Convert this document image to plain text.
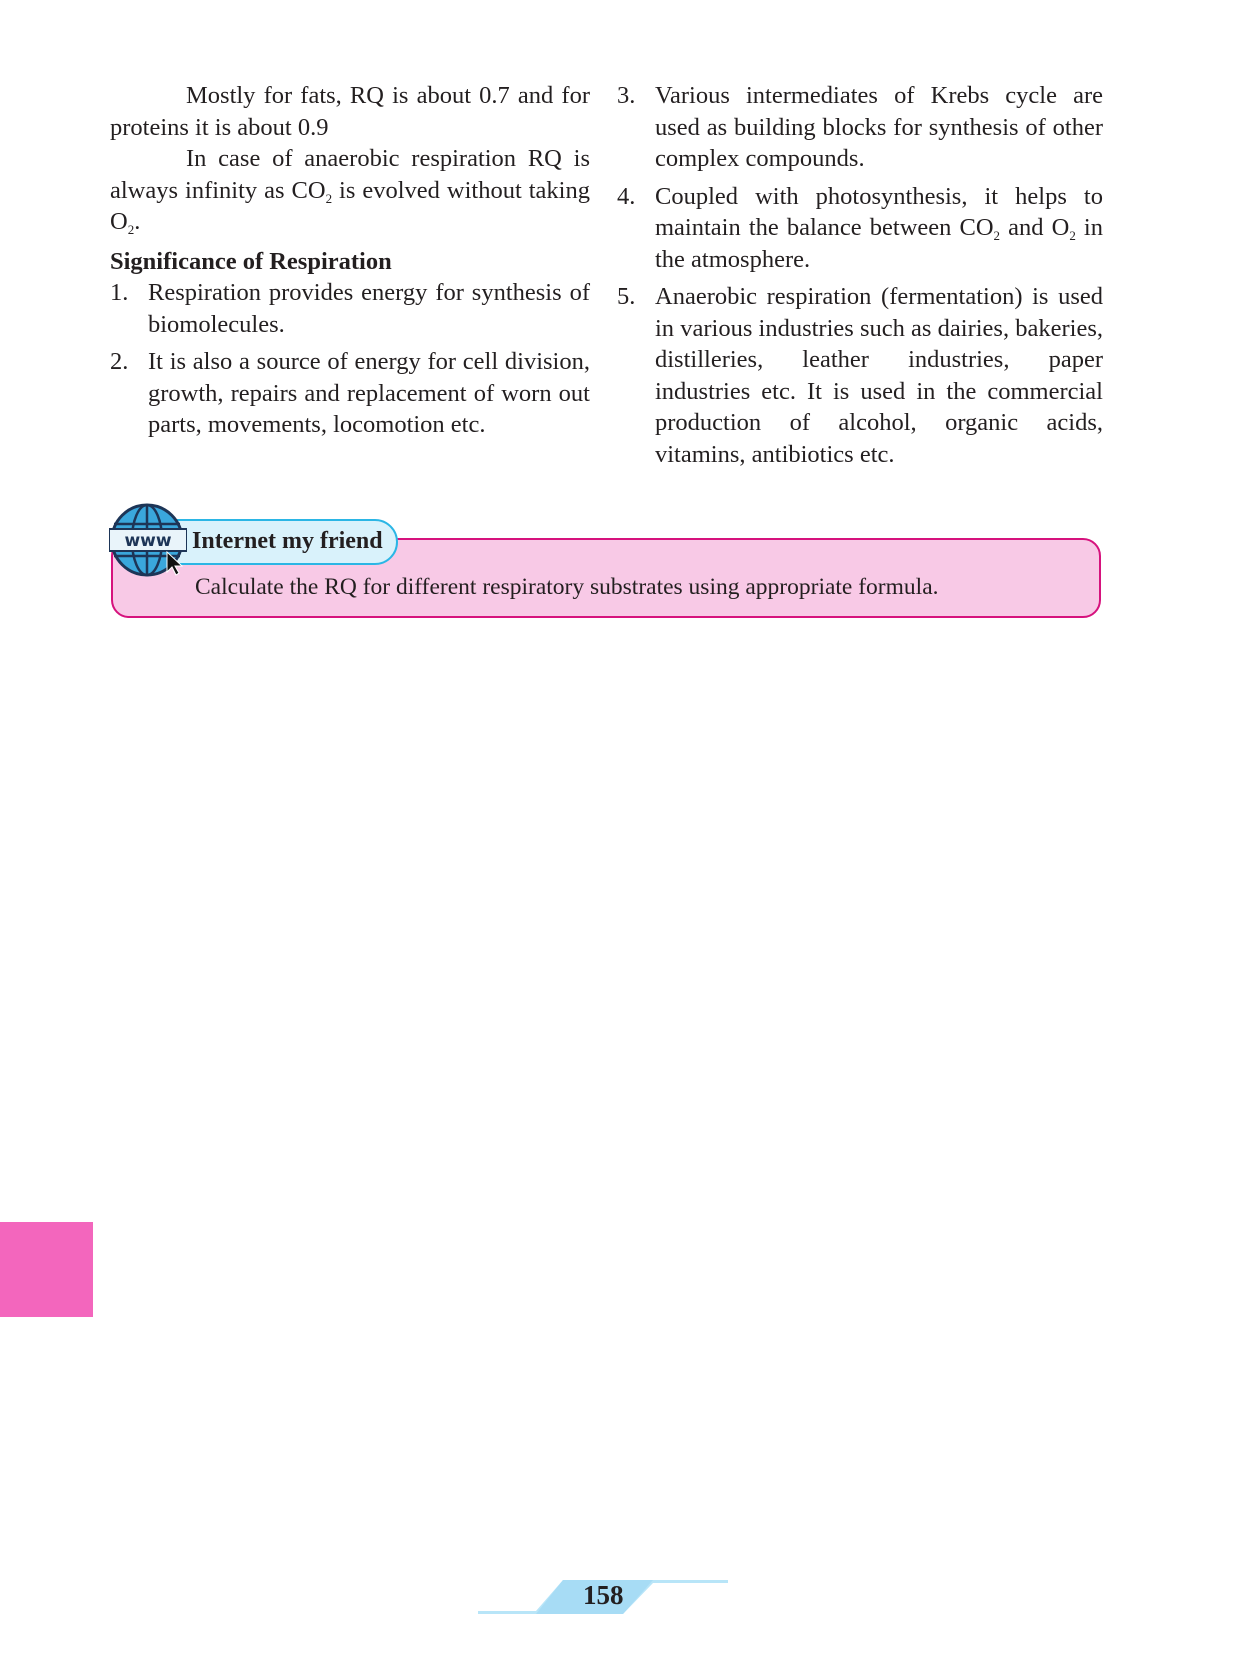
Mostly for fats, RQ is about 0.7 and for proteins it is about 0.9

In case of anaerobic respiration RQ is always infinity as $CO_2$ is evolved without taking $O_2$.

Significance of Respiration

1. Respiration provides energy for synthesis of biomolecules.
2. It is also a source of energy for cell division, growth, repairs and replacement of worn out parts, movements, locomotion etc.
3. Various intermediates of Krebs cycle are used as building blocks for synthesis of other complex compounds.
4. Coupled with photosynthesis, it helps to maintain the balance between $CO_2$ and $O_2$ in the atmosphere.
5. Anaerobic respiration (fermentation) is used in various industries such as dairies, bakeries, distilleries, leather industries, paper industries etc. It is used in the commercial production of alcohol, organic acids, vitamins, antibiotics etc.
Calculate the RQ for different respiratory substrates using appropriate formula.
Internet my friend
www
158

::::

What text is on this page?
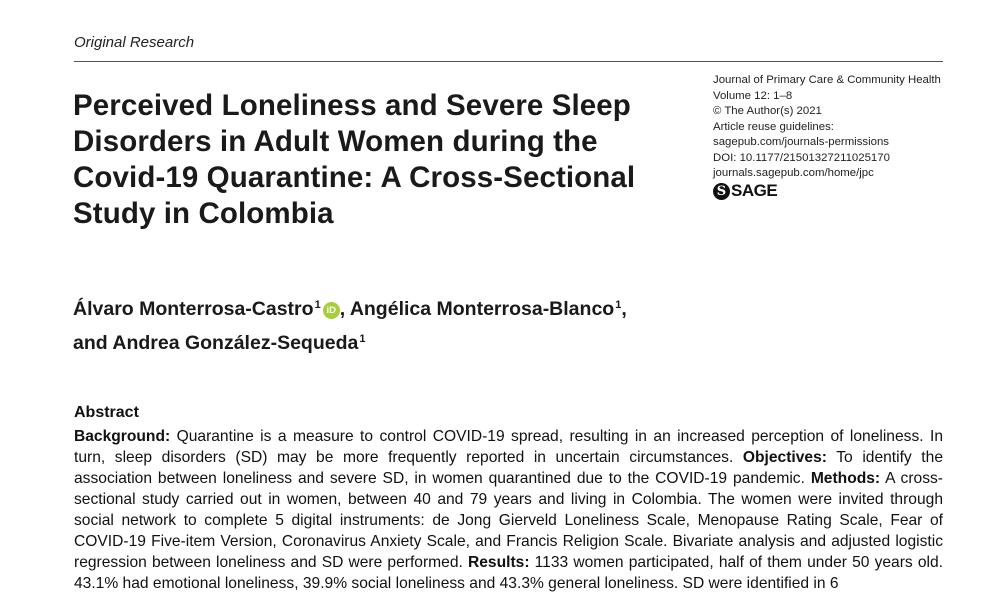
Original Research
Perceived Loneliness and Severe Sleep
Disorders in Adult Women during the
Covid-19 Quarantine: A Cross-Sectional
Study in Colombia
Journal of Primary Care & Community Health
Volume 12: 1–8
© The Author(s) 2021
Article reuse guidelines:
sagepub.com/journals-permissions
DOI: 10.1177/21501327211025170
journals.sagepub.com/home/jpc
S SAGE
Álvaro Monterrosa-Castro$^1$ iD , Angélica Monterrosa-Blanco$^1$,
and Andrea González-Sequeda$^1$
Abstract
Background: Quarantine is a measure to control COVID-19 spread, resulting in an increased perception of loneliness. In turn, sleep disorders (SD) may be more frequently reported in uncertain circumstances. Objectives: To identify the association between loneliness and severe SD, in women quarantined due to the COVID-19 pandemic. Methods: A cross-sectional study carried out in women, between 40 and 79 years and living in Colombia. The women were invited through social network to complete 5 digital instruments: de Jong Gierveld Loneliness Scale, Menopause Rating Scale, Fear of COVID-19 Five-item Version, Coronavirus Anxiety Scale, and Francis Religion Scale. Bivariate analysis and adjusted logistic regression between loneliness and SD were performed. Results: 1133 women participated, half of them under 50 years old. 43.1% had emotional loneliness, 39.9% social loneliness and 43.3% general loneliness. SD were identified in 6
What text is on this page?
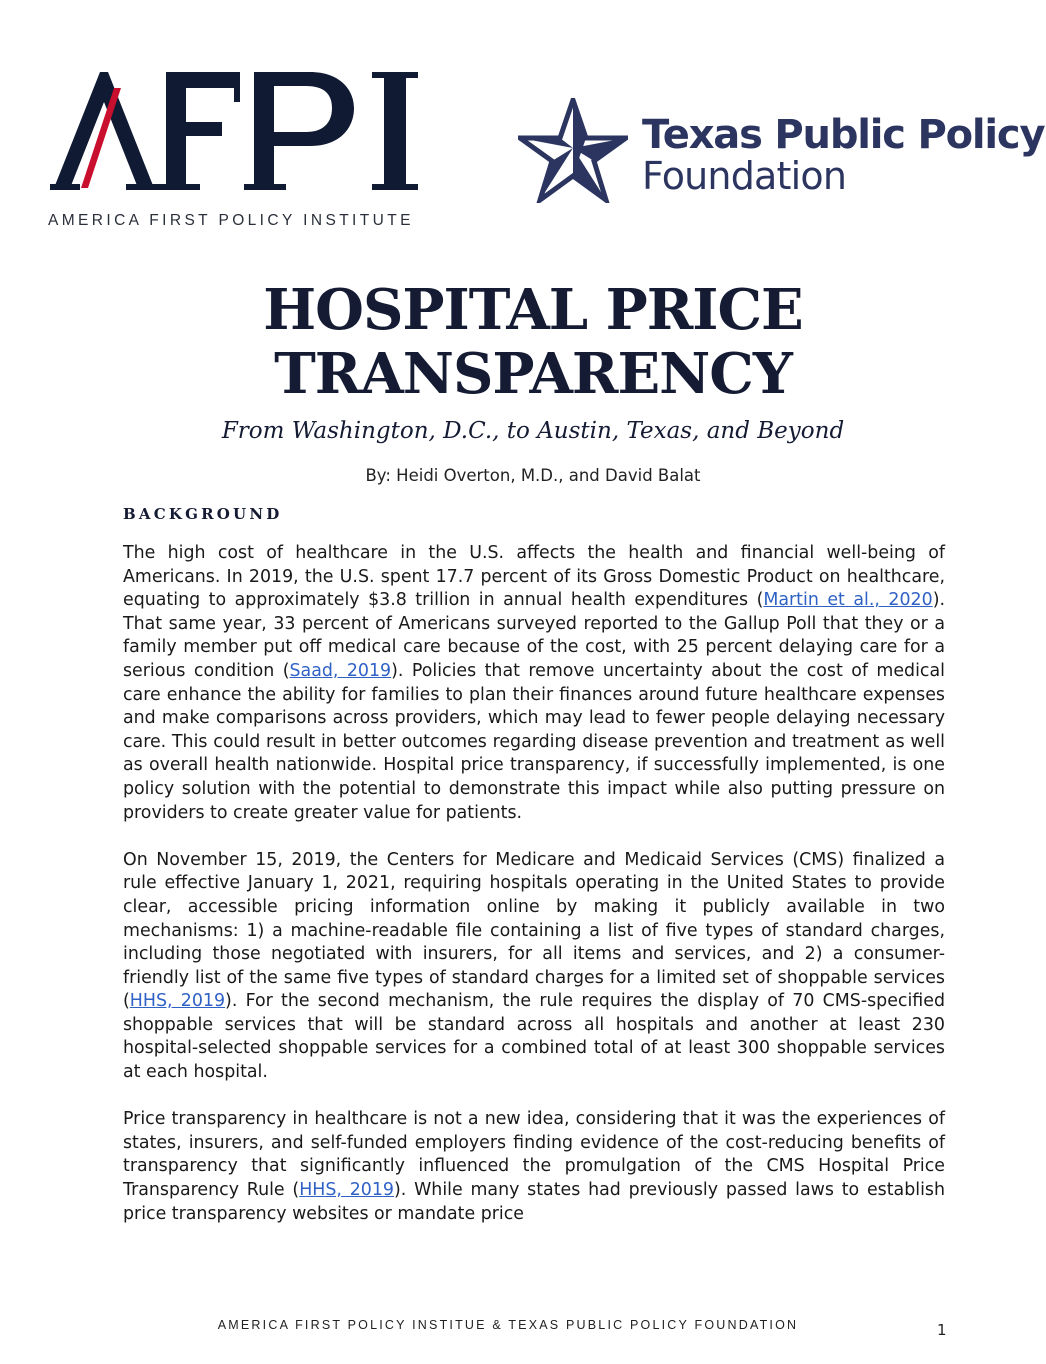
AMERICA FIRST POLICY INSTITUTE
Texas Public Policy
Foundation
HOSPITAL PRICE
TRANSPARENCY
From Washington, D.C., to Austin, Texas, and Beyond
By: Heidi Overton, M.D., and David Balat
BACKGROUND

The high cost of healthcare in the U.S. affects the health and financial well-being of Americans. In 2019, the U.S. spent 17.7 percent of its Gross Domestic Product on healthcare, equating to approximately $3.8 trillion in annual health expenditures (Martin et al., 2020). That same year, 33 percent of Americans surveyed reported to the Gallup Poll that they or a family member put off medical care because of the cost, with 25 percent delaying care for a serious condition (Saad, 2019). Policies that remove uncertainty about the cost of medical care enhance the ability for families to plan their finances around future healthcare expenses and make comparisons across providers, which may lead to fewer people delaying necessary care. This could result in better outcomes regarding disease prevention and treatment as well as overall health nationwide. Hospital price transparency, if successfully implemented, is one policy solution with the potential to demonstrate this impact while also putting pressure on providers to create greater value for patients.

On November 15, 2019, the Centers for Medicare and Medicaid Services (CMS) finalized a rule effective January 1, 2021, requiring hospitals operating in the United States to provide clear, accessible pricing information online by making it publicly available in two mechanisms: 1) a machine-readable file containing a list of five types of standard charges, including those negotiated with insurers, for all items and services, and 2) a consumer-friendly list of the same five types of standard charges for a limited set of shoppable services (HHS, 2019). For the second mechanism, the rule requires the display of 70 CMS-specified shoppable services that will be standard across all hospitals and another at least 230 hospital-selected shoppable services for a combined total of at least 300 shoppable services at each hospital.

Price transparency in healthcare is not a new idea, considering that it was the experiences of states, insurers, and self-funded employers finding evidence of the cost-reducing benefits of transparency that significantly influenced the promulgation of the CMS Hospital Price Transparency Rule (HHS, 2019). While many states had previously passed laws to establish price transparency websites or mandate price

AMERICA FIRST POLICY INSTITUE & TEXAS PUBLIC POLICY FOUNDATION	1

::::

[WHAT TO PRODUCE]:
All lines in the listing above with the string "FIRST" should be returned.

[SOLUTION BELOW]:
AMERICA FIRST POLICY INSTITUTE
AMERICA FIRST POLICY INSTITUE & TEXAS PUBLIC POLICY FOUNDATION	1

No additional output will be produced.